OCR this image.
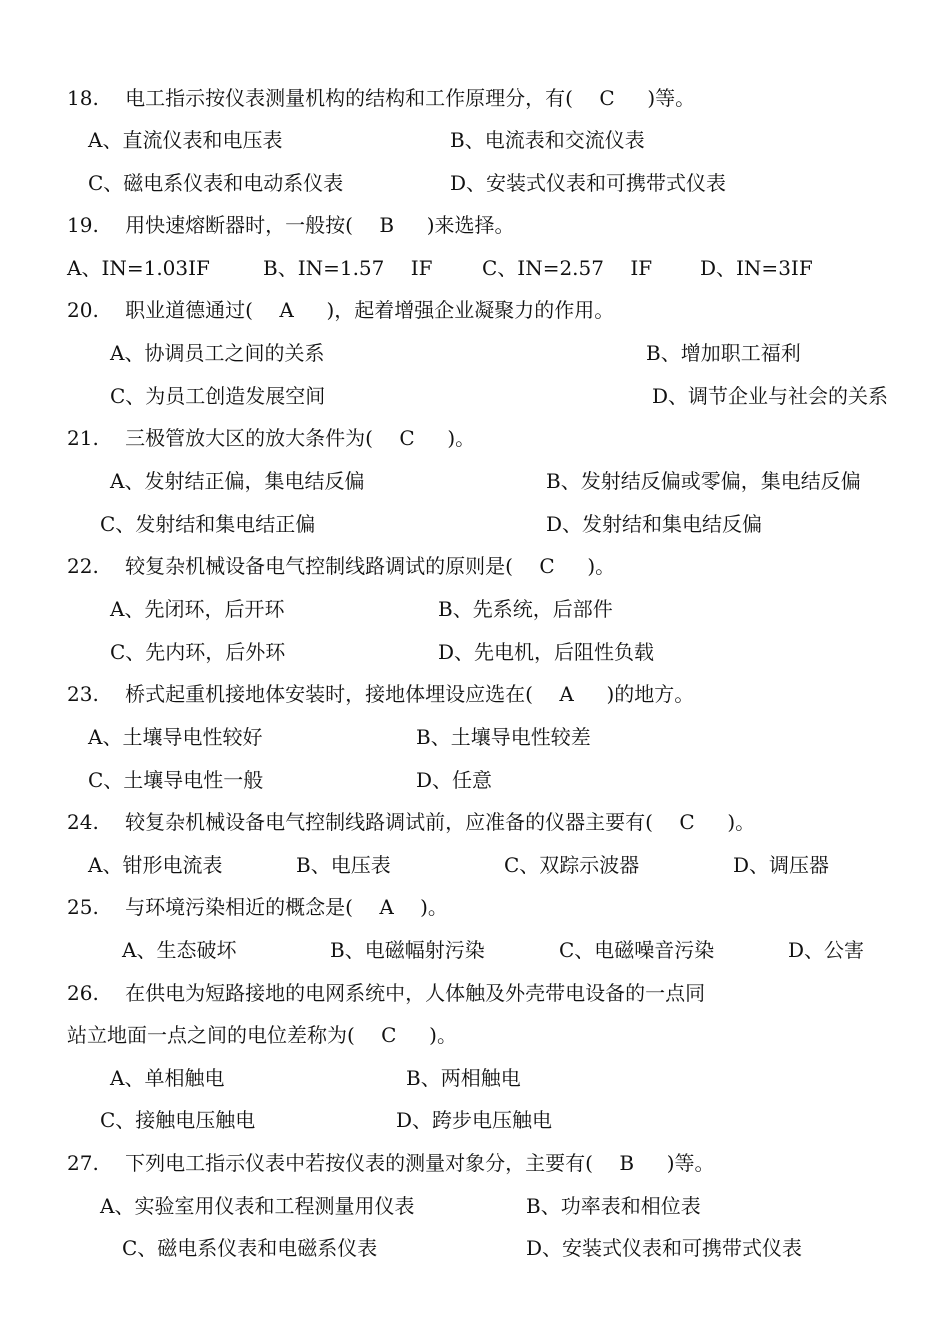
18.　 电工指示按仪表测量机构的结构和工作原理分，有(　 C 　 )等。
A、直流仪表和电压表	B、电流表和交流仪表
C、磁电系仪表和电动系仪表	D、安装式仪表和可携带式仪表
19.　 用快速熔断器时，一般按(　 B 　 )来选择。
A、IN=1.03IF	B、IN=1.57　 IF C、IN=2.57　 IF D、IN=3IF
20.　 职业道德通过(　 A 　 )，起着增强企业凝聚力的作用。
A、协调员工之间的关系	B、增加职工福利
C、为员工创造发展空间	D、调节企业与社会的关系
21.　 三极管放大区的放大条件为(　 C 　 )。
A、发射结正偏，集电结反偏	B、发射结反偏或零偏，集电结反偏
C、发射结和集电结正偏	D、发射结和集电结反偏
22.　 较复杂机械设备电气控制线路调试的原则是(　 C 　 )。
A、先闭环，后开环	B、先系统，后部件
C、先内环，后外环	D、先电机，后阻性负载
23.　 桥式起重机接地体安装时，接地体埋设应选在(　 A 　 )的地方。
A、土壤导电性较好	B、土壤导电性较差
C、土壤导电性一般	D、任意
24.　 较复杂机械设备电气控制线路调试前，应准备的仪器主要有(　 C 　 )。
A、钳形电流表	B、电压表	C、双踪示波器	D、调压器
25.　 与环境污染相近的概念是(　 A 　)。
A、生态破坏	B、电磁幅射污染	C、电磁噪音污染	D、公害
26.　 在供电为短路接地的电网系统中，人体触及外壳带电设备的一点同
站立地面一点之间的电位差称为(　 C 　 )。
A、单相触电	B、两相触电
C、接触电压触电	D、跨步电压触电
27.　 下列电工指示仪表中若按仪表的测量对象分，主要有(　 B 　 )等。
A、实验室用仪表和工程测量用仪表	B、功率表和相位表
C、磁电系仪表和电磁系仪表	D、安装式仪表和可携带式仪表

§ §

| Aim |
Repeat the material exactly as it reads, without any of its pictures.

| Written reply |
OCR this image.
18.　 电工指示按仪表测量机构的结构和工作原理分，有(　 C 　 )等。
A、直流仪表和电压表	B、电流表和交流仪表
C、磁电系仪表和电动系仪表	D、安装式仪表和可携带式仪表
19.　 用快速熔断器时，一般按(　 B 　 )来选择。
A、IN=1.03IF	B、IN=1.57　 IF C、IN=2.57　 IF D、IN=3IF
20.　 职业道德通过(　 A 　 )，起着增强企业凝聚力的作用。
A、协调员工之间的关系	B、增加职工福利
C、为员工创造发展空间	D、调节企业与社会的关系
21.　 三极管放大区的放大条件为(　 C 　 )。
A、发射结正偏，集电结反偏	B、发射结反偏或零偏，集电结反偏
C、发射结和集电结正偏	D、发射结和集电结反偏
22.　 较复杂机械设备电气控制线路调试的原则是(　 C 　 )。
A、先闭环，后开环	B、先系统，后部件
C、先内环，后外环	D、先电机，后阻性负载
23.　 桥式起重机接地体安装时，接地体埋设应选在(　 A 　 )的地方。
A、土壤导电性较好	B、土壤导电性较差
C、土壤导电性一般	D、任意
24.　 较复杂机械设备电气控制线路调试前，应准备的仪器主要有(　 C 　 )。
A、钳形电流表	B、电压表	C、双踪示波器	D、调压器
25.　 与环境污染相近的概念是(　 A 　)。
A、生态破坏	B、电磁幅射污染	C、电磁噪音污染	D、公害
26.　 在供电为短路接地的电网系统中，人体触及外壳带电设备的一点同
站立地面一点之间的电位差称为(　 C 　 )。
A、单相触电	B、两相触电
C、接触电压触电	D、跨步电压触电
27.　 下列电工指示仪表中若按仪表的测量对象分，主要有(　 B 　 )等。
A、实验室用仪表和工程测量用仪表	B、功率表和相位表
C、磁电系仪表和电磁系仪表	D、安装式仪表和可携带式仪表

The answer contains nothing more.